__CHALLENGE__. Find every line containing the word "Care" and report the count, nothing more.

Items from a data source
start
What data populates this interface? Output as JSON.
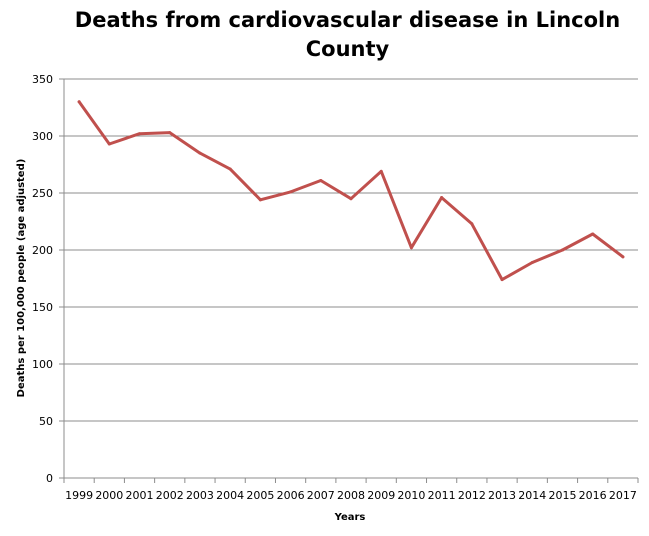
{
  "chart_data": {
    "type": "line",
    "title": "Deaths from cardiovascular disease in Lincoln County",
    "xlabel": "Years",
    "ylabel": "Deaths per 100,000 people (age adjusted)",
    "ylim": [
      0,
      350
    ],
    "yticks": [
      0,
      50,
      100,
      150,
      200,
      250,
      300,
      350
    ],
    "grid": true,
    "legend": "none",
    "line_color": "#C0504D",
    "categories": [
      "1999",
      "2000",
      "2001",
      "2002",
      "2003",
      "2004",
      "2005",
      "2006",
      "2007",
      "2008",
      "2009",
      "2010",
      "2011",
      "2012",
      "2013",
      "2014",
      "2015",
      "2016",
      "2017"
    ],
    "values": [
      330,
      293,
      302,
      303,
      285,
      271,
      244,
      251,
      261,
      245,
      269,
      202,
      246,
      223,
      174,
      189,
      200,
      214,
      194
    ]
  }
}
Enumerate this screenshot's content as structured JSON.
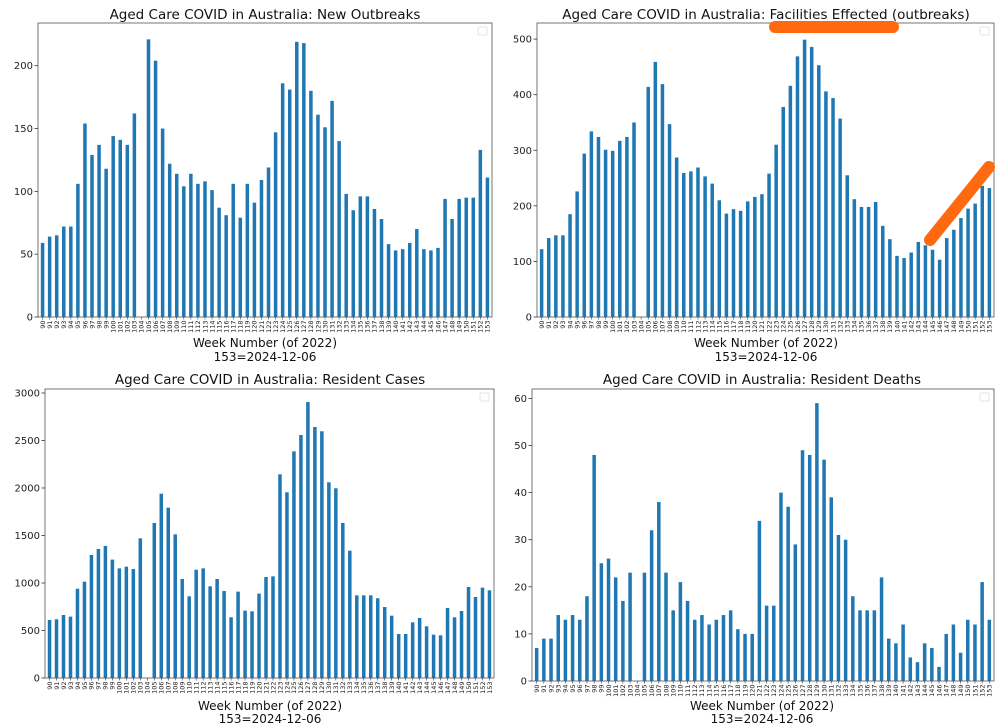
{
  "chart_data": [
    {
      "type": "bar",
      "title": "Aged Care COVID in Australia: New Outbreaks",
      "xlabel": "Week Number (of 2022)",
      "xlabel_note": "153=2024-12-06",
      "ylabel": "",
      "ylim": [
        0,
        234
      ],
      "yticks": [
        0,
        50,
        100,
        150,
        200
      ],
      "legend": "top-right (empty)",
      "grid": false,
      "color": "#1f77b4",
      "categories": [
        "90",
        "91",
        "92",
        "93",
        "94",
        "95",
        "96",
        "97",
        "98",
        "99",
        "100",
        "101",
        "102",
        "103",
        "104",
        "105",
        "106",
        "107",
        "108",
        "109",
        "110",
        "111",
        "112",
        "113",
        "114",
        "115",
        "116",
        "117",
        "118",
        "119",
        "120",
        "121",
        "122",
        "123",
        "124",
        "125",
        "126",
        "127",
        "128",
        "129",
        "130",
        "131",
        "132",
        "133",
        "134",
        "135",
        "136",
        "137",
        "138",
        "139",
        "140",
        "141",
        "142",
        "143",
        "144",
        "145",
        "146",
        "147",
        "148",
        "149",
        "150",
        "151",
        "152",
        "153"
      ],
      "values": [
        59,
        64,
        65,
        72,
        72,
        106,
        154,
        129,
        137,
        118,
        144,
        141,
        137,
        162,
        null,
        221,
        204,
        150,
        122,
        114,
        104,
        114,
        106,
        108,
        101,
        87,
        81,
        106,
        79,
        106,
        91,
        109,
        119,
        147,
        186,
        181,
        219,
        218,
        180,
        161,
        151,
        172,
        140,
        98,
        85,
        96,
        96,
        86,
        78,
        58,
        53,
        54,
        59,
        70,
        54,
        53,
        55,
        94,
        78,
        94,
        95,
        95,
        133,
        111
      ]
    },
    {
      "type": "bar",
      "title": "Aged Care COVID in Australia: Facilities Effected (outbreaks)",
      "xlabel": "Week Number (of 2022)",
      "xlabel_note": "153=2024-12-06",
      "ylabel": "",
      "ylim": [
        0,
        529
      ],
      "yticks": [
        0,
        100,
        200,
        300,
        400,
        500
      ],
      "legend": "top-right (empty)",
      "grid": false,
      "color": "#1f77b4",
      "annotation_color": "#ff6a10",
      "categories": [
        "90",
        "91",
        "92",
        "93",
        "94",
        "95",
        "96",
        "97",
        "98",
        "99",
        "100",
        "101",
        "102",
        "103",
        "104",
        "105",
        "106",
        "107",
        "108",
        "109",
        "110",
        "111",
        "112",
        "113",
        "114",
        "115",
        "116",
        "117",
        "118",
        "119",
        "120",
        "121",
        "122",
        "123",
        "124",
        "125",
        "126",
        "127",
        "128",
        "129",
        "130",
        "131",
        "132",
        "133",
        "134",
        "135",
        "136",
        "137",
        "138",
        "139",
        "140",
        "141",
        "142",
        "143",
        "144",
        "145",
        "146",
        "147",
        "148",
        "149",
        "150",
        "151",
        "152",
        "153"
      ],
      "values": [
        122,
        142,
        147,
        147,
        185,
        226,
        294,
        334,
        324,
        301,
        299,
        317,
        324,
        350,
        null,
        414,
        459,
        419,
        347,
        287,
        259,
        262,
        269,
        253,
        240,
        210,
        186,
        194,
        191,
        208,
        216,
        221,
        258,
        310,
        378,
        416,
        469,
        499,
        486,
        453,
        406,
        394,
        357,
        255,
        212,
        198,
        198,
        207,
        164,
        140,
        110,
        106,
        116,
        135,
        129,
        121,
        103,
        142,
        157,
        178,
        195,
        204,
        236,
        232
      ]
    },
    {
      "type": "bar",
      "title": "Aged Care COVID in Australia: Resident Cases",
      "xlabel": "Week Number (of 2022)",
      "xlabel_note": "153=2024-12-06",
      "ylabel": "",
      "ylim": [
        0,
        3042
      ],
      "yticks": [
        0,
        500,
        1000,
        1500,
        2000,
        2500,
        3000
      ],
      "legend": "top-right (empty)",
      "grid": false,
      "color": "#1f77b4",
      "categories": [
        "90",
        "91",
        "92",
        "93",
        "94",
        "95",
        "96",
        "97",
        "98",
        "99",
        "100",
        "101",
        "102",
        "103",
        "104",
        "105",
        "106",
        "107",
        "108",
        "109",
        "110",
        "111",
        "112",
        "113",
        "114",
        "115",
        "116",
        "117",
        "118",
        "119",
        "120",
        "121",
        "122",
        "123",
        "124",
        "125",
        "126",
        "127",
        "128",
        "129",
        "130",
        "131",
        "132",
        "133",
        "134",
        "135",
        "136",
        "137",
        "138",
        "139",
        "140",
        "141",
        "142",
        "143",
        "144",
        "145",
        "146",
        "147",
        "148",
        "149",
        "150",
        "151",
        "152",
        "153"
      ],
      "values": [
        611,
        618,
        663,
        646,
        940,
        1014,
        1295,
        1358,
        1390,
        1246,
        1154,
        1172,
        1147,
        1470,
        null,
        1632,
        1940,
        1793,
        1512,
        1042,
        860,
        1140,
        1154,
        965,
        1042,
        916,
        639,
        909,
        709,
        702,
        888,
        1063,
        1070,
        2144,
        1955,
        2386,
        2558,
        2905,
        2642,
        2597,
        2060,
        1997,
        1632,
        1340,
        870,
        870,
        870,
        839,
        747,
        656,
        463,
        463,
        586,
        632,
        544,
        456,
        449,
        737,
        639,
        705,
        958,
        853,
        951,
        923
      ]
    },
    {
      "type": "bar",
      "title": "Aged Care COVID in Australia: Resident Deaths",
      "xlabel": "Week Number (of 2022)",
      "xlabel_note": "153=2024-12-06",
      "ylabel": "",
      "ylim": [
        0,
        62
      ],
      "yticks": [
        0,
        10,
        20,
        30,
        40,
        50,
        60
      ],
      "legend": "top-right (empty)",
      "grid": false,
      "color": "#1f77b4",
      "categories": [
        "90",
        "91",
        "92",
        "93",
        "94",
        "95",
        "96",
        "97",
        "98",
        "99",
        "100",
        "101",
        "102",
        "103",
        "104",
        "105",
        "106",
        "107",
        "108",
        "109",
        "110",
        "111",
        "112",
        "113",
        "114",
        "115",
        "116",
        "117",
        "118",
        "119",
        "120",
        "121",
        "122",
        "123",
        "124",
        "125",
        "126",
        "127",
        "128",
        "129",
        "130",
        "131",
        "132",
        "133",
        "134",
        "135",
        "136",
        "137",
        "138",
        "139",
        "140",
        "141",
        "142",
        "143",
        "144",
        "145",
        "146",
        "147",
        "148",
        "149",
        "150",
        "151",
        "152",
        "153"
      ],
      "values": [
        7,
        9,
        9,
        14,
        13,
        14,
        13,
        18,
        48,
        25,
        26,
        22,
        17,
        23,
        null,
        23,
        32,
        38,
        23,
        15,
        21,
        17,
        13,
        14,
        12,
        13,
        14,
        15,
        11,
        10,
        10,
        34,
        16,
        16,
        40,
        37,
        29,
        49,
        48,
        59,
        47,
        39,
        31,
        30,
        18,
        15,
        15,
        15,
        22,
        9,
        8,
        12,
        5,
        4,
        8,
        7,
        3,
        10,
        12,
        6,
        13,
        12,
        21,
        13
      ]
    }
  ]
}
end
__FINAL RESULT__. 4